== MATERIAL PROVIDED ==

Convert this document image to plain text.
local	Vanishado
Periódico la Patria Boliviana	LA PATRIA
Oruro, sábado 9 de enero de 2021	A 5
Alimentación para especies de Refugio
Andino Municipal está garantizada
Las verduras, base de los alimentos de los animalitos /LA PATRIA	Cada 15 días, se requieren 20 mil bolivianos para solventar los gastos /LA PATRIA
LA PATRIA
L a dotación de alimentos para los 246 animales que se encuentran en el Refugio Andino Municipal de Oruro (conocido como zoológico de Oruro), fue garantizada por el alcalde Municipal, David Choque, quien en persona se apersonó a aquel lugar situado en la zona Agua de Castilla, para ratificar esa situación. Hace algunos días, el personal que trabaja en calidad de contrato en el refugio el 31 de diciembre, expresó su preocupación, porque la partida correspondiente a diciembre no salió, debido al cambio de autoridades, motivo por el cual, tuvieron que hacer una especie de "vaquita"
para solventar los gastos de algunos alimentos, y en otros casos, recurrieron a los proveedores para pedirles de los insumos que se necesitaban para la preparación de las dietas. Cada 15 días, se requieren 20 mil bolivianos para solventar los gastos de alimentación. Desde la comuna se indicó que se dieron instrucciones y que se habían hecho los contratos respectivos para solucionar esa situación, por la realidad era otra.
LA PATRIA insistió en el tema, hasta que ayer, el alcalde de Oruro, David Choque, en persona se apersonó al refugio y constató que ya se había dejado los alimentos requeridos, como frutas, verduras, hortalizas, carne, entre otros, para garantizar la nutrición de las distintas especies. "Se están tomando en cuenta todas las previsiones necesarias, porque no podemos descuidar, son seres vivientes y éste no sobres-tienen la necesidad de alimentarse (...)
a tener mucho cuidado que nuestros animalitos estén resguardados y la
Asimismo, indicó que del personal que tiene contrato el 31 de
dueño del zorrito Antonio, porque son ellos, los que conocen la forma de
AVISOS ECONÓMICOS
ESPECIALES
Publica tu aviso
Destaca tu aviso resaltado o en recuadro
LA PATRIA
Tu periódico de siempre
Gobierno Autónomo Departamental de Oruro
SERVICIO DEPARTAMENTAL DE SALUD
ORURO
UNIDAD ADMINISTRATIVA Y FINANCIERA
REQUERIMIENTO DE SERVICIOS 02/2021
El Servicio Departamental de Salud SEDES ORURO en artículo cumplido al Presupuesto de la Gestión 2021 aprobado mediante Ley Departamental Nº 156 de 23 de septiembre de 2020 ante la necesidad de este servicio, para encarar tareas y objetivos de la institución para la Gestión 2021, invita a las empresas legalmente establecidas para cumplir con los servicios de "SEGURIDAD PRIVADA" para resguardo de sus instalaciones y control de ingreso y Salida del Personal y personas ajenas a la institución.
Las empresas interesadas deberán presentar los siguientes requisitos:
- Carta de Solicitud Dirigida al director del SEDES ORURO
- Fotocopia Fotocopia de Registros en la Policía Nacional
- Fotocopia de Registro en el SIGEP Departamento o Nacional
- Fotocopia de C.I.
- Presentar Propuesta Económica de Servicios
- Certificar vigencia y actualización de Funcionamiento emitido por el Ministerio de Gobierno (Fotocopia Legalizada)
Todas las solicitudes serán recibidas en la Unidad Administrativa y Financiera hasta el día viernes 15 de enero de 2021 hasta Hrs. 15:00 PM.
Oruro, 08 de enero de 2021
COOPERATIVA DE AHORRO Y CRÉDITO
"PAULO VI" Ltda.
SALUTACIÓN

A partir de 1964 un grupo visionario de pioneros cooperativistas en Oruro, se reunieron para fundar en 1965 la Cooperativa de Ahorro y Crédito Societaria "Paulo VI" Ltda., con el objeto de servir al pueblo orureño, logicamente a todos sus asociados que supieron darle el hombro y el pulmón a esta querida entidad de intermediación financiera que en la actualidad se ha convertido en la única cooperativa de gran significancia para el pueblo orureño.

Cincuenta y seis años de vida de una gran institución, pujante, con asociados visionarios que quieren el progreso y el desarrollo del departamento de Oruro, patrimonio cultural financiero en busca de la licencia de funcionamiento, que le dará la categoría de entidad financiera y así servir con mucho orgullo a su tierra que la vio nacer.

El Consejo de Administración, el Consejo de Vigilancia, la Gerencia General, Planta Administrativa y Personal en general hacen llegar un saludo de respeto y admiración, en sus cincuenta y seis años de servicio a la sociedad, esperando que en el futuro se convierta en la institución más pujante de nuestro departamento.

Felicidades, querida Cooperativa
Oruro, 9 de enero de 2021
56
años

===

## WHAT YOU WILL DO
Collect the lines that hold "como".

## TASK RESULT
L a dotación de alimentos para los 246 animales que se encuentran en el Refugio Andino Municipal de Oruro (conocido como zoológico de Oruro), fue garantizada por el alcalde Municipal, David Choque, quien en persona se apersonó a aquel lugar situado en la zona Agua de Castilla, para ratificar esa situación. Hace algunos días, el personal que trabaja en calidad de contrato en el refugio el 31 de diciembre, expresó su preocupación, porque la partida correspondiente a diciembre no salió, debido al cambio de autoridades, motivo por el cual, tuvieron que hacer una especie de "vaquita"
LA PATRIA insistió en el tema, hasta que ayer, el alcalde de Oruro, David Choque, en persona se apersonó al refugio y constató que ya se había dejado los alimentos requeridos, como frutas, verduras, hortalizas, carne, entre otros, para garantizar la nutrición de las distintas especies. "Se están tomando en cuenta todas las previsiones necesarias, porque no podemos descuidar, son seres vivientes y éste no sobres-tienen la necesidad de alimentarse (...)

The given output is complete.